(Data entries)
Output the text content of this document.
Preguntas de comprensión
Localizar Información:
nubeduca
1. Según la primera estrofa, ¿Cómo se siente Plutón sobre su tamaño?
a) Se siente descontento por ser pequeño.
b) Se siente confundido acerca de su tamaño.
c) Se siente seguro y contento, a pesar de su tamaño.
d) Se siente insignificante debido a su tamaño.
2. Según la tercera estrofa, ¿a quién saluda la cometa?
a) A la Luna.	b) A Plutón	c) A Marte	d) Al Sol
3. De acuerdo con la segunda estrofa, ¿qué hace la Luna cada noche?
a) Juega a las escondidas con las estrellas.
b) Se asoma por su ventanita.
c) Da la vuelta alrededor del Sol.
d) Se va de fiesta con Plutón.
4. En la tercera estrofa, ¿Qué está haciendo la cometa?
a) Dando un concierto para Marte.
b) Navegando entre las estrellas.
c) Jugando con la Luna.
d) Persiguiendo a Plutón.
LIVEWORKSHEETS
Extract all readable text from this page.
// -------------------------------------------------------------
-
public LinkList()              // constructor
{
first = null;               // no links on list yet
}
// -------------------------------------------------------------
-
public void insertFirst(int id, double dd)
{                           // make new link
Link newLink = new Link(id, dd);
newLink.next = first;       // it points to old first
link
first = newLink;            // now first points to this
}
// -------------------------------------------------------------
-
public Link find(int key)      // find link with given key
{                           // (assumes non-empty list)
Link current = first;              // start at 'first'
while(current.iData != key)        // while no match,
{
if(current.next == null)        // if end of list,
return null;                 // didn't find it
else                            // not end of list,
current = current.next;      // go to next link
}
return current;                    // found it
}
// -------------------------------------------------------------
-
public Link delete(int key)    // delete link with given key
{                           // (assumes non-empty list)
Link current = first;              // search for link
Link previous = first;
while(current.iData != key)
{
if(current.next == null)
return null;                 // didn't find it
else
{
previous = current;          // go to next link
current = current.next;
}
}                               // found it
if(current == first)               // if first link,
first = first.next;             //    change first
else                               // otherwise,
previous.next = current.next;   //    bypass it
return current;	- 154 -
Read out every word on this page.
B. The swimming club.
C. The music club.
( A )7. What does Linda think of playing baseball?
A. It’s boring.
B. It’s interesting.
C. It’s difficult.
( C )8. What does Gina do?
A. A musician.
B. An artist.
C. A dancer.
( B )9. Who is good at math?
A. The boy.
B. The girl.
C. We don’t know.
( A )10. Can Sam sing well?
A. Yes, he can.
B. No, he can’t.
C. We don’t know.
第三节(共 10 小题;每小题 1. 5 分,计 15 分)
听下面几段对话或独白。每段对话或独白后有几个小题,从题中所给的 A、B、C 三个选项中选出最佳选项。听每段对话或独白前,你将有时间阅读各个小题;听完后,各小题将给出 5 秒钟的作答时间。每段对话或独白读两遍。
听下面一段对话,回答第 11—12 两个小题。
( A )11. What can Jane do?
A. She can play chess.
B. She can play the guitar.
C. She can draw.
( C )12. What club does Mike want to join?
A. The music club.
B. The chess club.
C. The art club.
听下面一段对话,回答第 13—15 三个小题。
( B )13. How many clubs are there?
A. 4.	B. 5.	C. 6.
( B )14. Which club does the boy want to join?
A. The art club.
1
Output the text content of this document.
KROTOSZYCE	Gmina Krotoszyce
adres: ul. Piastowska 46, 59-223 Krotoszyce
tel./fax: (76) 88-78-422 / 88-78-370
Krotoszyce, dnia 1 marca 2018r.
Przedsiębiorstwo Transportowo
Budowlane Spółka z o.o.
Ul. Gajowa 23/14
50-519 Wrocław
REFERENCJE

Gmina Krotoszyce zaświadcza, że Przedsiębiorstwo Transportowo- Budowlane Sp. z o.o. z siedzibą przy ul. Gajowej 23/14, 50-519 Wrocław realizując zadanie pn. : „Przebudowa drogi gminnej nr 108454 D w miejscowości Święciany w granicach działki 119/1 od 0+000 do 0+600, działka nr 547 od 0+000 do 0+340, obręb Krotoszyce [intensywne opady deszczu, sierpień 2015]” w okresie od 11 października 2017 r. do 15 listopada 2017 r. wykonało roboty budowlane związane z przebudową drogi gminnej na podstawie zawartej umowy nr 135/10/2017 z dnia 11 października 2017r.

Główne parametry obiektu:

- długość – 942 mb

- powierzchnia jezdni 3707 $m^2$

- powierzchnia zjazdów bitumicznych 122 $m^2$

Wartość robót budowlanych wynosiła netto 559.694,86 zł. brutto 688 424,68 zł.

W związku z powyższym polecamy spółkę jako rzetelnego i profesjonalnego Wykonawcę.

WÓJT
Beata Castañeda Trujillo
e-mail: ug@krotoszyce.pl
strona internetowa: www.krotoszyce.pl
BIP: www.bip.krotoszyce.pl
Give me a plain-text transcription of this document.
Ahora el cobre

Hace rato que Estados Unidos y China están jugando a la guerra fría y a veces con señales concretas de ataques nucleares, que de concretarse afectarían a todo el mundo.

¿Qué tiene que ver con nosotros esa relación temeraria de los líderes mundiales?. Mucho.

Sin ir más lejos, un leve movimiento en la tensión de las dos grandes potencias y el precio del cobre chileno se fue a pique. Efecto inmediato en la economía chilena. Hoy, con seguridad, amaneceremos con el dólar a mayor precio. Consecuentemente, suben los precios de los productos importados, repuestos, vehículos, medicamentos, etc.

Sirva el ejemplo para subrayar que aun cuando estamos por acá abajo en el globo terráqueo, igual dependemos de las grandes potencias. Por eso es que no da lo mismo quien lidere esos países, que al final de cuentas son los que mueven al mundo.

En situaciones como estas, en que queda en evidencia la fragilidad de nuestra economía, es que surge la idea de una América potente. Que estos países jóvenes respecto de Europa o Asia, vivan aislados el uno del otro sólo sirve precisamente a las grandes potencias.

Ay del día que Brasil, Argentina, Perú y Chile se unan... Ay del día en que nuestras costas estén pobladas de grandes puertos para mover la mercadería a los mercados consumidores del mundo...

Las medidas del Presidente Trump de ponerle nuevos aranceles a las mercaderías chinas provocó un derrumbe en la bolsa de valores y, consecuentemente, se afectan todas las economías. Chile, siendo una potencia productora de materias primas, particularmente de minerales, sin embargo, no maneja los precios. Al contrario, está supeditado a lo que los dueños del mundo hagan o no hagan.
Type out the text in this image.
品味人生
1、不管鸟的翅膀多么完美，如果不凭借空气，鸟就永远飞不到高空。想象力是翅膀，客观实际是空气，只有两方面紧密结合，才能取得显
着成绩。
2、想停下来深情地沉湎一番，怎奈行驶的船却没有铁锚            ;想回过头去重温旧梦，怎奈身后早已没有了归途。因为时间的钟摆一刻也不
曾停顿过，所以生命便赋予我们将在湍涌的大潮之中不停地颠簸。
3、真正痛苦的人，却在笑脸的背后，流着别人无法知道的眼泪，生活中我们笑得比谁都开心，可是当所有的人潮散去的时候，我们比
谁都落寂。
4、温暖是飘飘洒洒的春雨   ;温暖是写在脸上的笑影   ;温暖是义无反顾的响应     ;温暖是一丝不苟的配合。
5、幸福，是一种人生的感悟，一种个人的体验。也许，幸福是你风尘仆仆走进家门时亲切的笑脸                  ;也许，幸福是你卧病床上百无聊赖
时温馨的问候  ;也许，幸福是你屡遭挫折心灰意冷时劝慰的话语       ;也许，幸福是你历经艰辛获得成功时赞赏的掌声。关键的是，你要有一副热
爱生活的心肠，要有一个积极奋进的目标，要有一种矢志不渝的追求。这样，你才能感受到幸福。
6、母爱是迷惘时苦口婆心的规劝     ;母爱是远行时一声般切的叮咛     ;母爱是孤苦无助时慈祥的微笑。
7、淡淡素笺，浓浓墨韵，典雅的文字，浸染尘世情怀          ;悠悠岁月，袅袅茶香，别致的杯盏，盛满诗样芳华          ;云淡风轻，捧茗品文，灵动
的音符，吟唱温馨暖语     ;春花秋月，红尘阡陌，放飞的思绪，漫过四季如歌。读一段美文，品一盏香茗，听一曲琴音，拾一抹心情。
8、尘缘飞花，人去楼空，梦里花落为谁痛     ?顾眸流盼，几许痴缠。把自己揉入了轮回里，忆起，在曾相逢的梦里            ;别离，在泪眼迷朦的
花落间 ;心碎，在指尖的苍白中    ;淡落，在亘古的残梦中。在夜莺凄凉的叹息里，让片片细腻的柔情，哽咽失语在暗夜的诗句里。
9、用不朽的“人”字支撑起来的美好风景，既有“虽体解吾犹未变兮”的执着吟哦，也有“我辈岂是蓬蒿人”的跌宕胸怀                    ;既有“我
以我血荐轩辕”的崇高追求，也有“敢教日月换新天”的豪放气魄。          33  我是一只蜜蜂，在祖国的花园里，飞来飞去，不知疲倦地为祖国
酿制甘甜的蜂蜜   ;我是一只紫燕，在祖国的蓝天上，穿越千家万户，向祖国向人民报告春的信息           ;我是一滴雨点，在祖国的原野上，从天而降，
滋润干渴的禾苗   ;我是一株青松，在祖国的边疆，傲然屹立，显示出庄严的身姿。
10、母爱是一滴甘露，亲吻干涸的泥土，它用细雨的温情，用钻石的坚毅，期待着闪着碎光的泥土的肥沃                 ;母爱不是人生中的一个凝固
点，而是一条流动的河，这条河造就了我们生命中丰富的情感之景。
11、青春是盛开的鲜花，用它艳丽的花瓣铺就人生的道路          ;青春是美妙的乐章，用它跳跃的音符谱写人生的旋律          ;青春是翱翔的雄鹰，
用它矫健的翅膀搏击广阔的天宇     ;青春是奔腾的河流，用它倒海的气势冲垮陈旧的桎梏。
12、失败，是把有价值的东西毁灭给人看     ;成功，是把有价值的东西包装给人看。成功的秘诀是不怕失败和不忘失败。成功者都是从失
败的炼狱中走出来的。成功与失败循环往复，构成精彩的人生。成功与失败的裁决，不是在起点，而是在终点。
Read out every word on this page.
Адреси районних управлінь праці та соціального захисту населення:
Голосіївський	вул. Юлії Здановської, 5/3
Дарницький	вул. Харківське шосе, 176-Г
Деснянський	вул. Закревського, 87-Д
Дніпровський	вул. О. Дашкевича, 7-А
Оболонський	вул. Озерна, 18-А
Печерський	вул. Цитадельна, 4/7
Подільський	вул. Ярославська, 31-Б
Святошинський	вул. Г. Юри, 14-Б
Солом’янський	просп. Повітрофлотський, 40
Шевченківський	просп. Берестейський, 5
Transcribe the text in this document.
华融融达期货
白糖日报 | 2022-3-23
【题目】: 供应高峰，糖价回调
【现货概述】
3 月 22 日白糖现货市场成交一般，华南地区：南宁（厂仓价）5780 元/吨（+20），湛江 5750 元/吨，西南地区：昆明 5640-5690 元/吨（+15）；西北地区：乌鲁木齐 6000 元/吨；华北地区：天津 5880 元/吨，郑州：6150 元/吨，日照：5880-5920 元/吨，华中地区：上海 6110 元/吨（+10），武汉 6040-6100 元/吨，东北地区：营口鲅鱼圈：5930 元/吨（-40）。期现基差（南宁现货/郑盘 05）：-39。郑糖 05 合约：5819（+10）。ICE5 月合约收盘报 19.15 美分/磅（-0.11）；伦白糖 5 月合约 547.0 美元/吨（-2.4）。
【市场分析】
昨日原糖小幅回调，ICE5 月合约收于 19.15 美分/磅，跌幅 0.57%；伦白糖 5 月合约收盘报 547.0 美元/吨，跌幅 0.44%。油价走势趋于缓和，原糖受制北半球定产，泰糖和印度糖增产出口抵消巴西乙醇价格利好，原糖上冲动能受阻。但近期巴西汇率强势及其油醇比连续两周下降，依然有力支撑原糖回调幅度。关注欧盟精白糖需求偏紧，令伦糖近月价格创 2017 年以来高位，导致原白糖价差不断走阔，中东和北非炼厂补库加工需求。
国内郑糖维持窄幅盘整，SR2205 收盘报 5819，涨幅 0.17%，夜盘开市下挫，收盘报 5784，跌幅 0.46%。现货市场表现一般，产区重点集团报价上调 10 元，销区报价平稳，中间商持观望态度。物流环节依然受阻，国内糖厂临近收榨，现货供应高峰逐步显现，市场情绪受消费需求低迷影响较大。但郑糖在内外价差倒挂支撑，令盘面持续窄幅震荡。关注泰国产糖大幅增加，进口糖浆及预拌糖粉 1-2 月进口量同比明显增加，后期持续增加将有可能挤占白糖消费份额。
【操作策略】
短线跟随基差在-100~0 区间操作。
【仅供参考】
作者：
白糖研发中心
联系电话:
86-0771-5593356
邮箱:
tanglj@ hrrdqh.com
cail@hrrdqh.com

◆ The task
Look through the entries above. Extract each line with the word "powierzchnia".

◆ In response
- powierzchnia jezdni 3707 $m^2$
- powierzchnia zjazdów bitumicznych 122 $m^2$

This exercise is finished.